> [WHAT YOU ARE ASKED TO DO]:
Collect each line of the entries that holds the string "JSON".

--- start of DATASET RECORDS ---

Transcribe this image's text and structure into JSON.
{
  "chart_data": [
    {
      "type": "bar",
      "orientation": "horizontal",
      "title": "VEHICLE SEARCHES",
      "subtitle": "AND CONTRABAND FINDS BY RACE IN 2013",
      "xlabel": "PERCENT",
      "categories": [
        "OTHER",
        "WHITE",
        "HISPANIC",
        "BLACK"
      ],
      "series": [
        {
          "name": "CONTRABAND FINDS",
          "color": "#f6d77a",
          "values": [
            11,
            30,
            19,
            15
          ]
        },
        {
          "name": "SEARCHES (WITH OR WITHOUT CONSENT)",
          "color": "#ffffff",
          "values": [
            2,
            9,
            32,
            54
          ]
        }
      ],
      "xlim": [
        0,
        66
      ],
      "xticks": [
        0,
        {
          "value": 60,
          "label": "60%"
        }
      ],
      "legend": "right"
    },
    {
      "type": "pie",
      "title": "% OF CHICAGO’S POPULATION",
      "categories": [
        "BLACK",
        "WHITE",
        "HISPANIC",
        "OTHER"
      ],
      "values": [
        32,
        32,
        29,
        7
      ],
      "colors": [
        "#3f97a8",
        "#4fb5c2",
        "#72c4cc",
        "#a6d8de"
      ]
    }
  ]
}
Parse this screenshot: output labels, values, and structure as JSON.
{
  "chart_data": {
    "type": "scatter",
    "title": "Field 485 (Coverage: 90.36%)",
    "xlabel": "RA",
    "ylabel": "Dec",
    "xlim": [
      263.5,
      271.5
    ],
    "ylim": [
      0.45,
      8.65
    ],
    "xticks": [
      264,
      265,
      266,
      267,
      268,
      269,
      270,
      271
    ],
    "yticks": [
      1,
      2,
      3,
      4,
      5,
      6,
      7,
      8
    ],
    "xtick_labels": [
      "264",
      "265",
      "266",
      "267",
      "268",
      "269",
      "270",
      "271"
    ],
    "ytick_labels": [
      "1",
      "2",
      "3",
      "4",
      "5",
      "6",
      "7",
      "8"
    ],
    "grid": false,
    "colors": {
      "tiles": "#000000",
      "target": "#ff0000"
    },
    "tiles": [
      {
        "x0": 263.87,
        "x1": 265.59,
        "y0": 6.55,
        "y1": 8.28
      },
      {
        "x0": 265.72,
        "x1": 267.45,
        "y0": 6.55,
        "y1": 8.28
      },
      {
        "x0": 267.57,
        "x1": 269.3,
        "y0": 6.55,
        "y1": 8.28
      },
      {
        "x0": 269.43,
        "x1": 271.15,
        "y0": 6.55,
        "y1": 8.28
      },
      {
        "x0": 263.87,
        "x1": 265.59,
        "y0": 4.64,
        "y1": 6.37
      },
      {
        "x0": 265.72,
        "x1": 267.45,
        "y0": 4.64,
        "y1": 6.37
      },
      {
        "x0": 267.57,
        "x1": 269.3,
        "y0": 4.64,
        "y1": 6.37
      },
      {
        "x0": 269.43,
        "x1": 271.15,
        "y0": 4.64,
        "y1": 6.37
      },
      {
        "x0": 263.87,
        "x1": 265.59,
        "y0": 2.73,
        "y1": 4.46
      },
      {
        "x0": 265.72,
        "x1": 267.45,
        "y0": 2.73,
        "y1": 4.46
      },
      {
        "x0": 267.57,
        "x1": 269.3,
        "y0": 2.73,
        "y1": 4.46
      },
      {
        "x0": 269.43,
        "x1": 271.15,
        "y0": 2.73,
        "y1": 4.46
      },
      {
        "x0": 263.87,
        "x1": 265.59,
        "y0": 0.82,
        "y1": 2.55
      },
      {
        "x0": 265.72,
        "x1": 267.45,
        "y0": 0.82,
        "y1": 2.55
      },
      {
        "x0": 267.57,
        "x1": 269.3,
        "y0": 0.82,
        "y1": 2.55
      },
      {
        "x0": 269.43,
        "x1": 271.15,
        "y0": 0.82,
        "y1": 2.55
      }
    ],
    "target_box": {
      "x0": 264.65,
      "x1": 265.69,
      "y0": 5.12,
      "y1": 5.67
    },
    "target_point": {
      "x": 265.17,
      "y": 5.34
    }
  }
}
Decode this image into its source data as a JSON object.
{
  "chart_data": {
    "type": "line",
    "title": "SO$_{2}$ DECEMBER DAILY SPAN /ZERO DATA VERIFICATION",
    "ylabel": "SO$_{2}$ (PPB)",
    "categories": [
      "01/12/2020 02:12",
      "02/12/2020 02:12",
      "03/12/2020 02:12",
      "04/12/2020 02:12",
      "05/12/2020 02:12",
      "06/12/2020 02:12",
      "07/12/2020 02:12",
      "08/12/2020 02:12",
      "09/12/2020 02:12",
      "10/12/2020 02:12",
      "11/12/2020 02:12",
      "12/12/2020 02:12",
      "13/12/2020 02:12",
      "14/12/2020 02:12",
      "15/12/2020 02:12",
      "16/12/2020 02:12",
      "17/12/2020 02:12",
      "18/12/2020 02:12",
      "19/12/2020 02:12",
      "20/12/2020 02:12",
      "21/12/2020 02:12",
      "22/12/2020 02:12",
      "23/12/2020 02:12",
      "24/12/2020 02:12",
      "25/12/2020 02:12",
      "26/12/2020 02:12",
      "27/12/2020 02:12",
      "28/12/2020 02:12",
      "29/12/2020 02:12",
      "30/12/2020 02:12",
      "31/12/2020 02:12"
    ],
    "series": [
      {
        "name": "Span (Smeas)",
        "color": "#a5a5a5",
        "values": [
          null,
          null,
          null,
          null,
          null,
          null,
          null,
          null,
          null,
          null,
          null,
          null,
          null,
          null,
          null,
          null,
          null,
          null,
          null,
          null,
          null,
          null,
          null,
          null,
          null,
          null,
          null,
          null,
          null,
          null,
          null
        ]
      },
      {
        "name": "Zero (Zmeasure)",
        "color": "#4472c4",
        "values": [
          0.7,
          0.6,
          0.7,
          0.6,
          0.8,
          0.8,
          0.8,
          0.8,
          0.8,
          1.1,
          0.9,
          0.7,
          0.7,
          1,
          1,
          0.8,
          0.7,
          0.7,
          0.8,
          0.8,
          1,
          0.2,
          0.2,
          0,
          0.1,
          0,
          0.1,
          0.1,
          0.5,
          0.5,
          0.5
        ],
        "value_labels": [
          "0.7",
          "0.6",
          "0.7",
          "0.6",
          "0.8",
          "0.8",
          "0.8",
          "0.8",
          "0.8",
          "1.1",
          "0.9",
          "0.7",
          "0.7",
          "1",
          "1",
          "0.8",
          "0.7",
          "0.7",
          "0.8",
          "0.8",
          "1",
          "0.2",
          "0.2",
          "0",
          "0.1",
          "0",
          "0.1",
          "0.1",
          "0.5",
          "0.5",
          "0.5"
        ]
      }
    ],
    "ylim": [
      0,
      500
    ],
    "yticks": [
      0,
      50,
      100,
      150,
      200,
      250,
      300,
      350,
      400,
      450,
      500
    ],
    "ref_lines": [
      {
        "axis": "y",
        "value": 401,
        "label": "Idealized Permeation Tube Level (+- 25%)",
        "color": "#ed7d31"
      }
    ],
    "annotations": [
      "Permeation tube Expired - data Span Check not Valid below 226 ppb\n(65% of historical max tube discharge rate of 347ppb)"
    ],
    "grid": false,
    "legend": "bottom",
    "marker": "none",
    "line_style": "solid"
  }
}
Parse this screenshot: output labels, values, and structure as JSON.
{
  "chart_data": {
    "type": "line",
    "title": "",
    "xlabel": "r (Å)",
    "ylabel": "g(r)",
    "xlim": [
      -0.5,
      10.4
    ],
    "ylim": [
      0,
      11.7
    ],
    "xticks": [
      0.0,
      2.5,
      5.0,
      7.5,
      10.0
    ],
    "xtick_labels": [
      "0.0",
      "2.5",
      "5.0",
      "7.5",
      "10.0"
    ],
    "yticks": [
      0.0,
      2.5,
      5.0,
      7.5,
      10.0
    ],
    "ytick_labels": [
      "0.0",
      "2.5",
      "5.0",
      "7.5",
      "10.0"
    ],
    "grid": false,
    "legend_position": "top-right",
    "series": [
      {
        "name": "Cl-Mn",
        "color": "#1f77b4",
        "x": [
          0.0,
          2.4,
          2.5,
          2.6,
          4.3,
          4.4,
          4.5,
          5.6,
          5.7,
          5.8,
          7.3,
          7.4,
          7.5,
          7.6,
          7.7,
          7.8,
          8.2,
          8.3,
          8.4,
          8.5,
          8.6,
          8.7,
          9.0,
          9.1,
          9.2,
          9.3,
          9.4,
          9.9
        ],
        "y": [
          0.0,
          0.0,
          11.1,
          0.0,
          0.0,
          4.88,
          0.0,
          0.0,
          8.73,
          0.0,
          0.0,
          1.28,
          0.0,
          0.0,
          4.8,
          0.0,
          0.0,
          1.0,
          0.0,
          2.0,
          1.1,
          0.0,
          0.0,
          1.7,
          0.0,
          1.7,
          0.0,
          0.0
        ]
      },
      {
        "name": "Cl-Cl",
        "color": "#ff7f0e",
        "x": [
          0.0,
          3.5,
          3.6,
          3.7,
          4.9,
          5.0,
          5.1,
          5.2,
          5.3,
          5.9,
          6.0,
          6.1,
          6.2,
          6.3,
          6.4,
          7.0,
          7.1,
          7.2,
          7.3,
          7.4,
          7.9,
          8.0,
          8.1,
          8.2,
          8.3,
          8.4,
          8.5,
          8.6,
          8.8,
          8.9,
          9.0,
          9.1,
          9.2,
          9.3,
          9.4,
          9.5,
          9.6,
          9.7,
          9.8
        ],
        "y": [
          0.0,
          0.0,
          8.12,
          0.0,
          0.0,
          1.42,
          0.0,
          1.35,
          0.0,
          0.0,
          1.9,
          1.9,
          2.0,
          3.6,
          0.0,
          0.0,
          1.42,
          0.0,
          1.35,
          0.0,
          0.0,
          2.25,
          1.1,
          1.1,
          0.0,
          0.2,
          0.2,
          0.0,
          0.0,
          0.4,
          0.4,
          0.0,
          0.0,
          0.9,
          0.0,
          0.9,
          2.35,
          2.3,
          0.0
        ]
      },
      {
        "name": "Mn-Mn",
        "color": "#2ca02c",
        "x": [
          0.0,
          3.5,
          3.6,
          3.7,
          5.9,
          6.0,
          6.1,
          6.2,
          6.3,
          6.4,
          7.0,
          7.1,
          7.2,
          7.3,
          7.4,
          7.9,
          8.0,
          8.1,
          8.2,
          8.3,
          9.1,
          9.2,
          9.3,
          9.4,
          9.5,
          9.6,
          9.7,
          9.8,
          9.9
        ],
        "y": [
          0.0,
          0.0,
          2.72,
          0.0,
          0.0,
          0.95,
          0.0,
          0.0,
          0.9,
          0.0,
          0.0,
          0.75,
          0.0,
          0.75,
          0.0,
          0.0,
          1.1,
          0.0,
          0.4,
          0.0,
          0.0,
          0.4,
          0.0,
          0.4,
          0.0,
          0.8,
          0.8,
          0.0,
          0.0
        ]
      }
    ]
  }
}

--- end of DATASET RECORDS ---

> [EXERCISE OUTPUT]:
Transcribe this image's text and structure into JSON.
Parse this screenshot: output labels, values, and structure as JSON.
Decode this image into its source data as a JSON object.
Parse this screenshot: output labels, values, and structure as JSON.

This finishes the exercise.